Retype all of the listing exactly, passing over any picture you find.

____________

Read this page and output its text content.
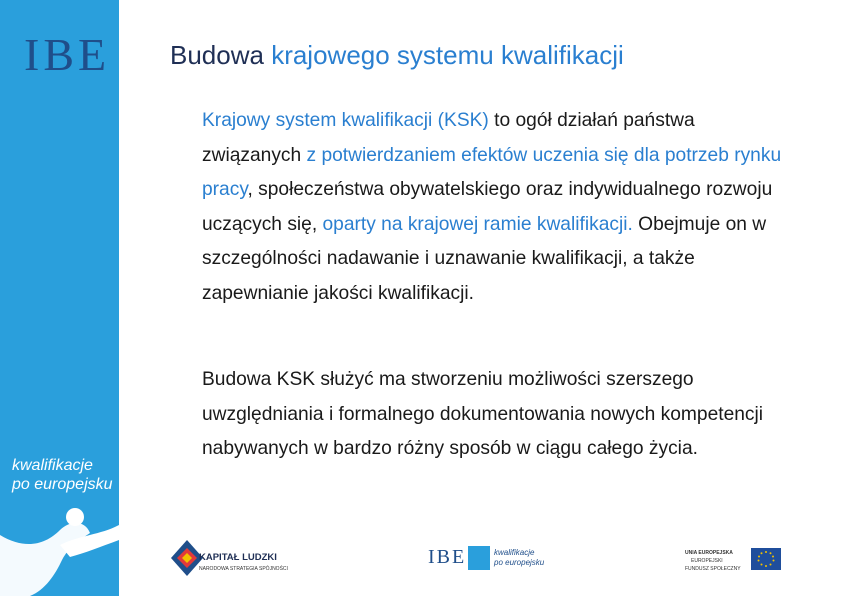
IBE
kwalifikacje
po europejsku
Budowa krajowego systemu kwalifikacji

Krajowy system kwalifikacji (KSK) to ogół działań państwa związanych z potwierdzaniem efektów uczenia się dla potrzeb rynku pracy, społeczeństwa obywatelskiego oraz indywidualnego rozwoju uczących się, oparty na krajowej ramie kwalifikacji. Obejmuje on w szczególności nadawanie i uznawanie kwalifikacji, a także zapewnianie jakości kwalifikacji.

Budowa KSK służyć ma stworzeniu możliwości szerszego uwzględniania i formalnego dokumentowania nowych kompetencji nabywanych w bardzo różny sposób w ciągu całego życia.

KAPITAŁ LUDZKI
NARODOWA STRATEGIA SPÓJNOŚCI
IBE	kwalifikacje
po europejsku
UNIA EUROPEJSKA
EUROPEJSKI
FUNDUSZ SPOŁECZNY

____________

The result.
Read this page and output its text content.
IBE
kwalifikacje
po europejsku
Budowa krajowego systemu kwalifikacji

Krajowy system kwalifikacji (KSK) to ogół działań państwa związanych z potwierdzaniem efektów uczenia się dla potrzeb rynku pracy, społeczeństwa obywatelskiego oraz indywidualnego rozwoju uczących się, oparty na krajowej ramie kwalifikacji. Obejmuje on w szczególności nadawanie i uznawanie kwalifikacji, a także zapewnianie jakości kwalifikacji.

Budowa KSK służyć ma stworzeniu możliwości szerszego uwzględniania i formalnego dokumentowania nowych kompetencji nabywanych w bardzo różny sposób w ciągu całego życia.

KAPITAŁ LUDZKI
NARODOWA STRATEGIA SPÓJNOŚCI
IBE	kwalifikacje
po europejsku
UNIA EUROPEJSKA
EUROPEJSKI
FUNDUSZ SPOŁECZNY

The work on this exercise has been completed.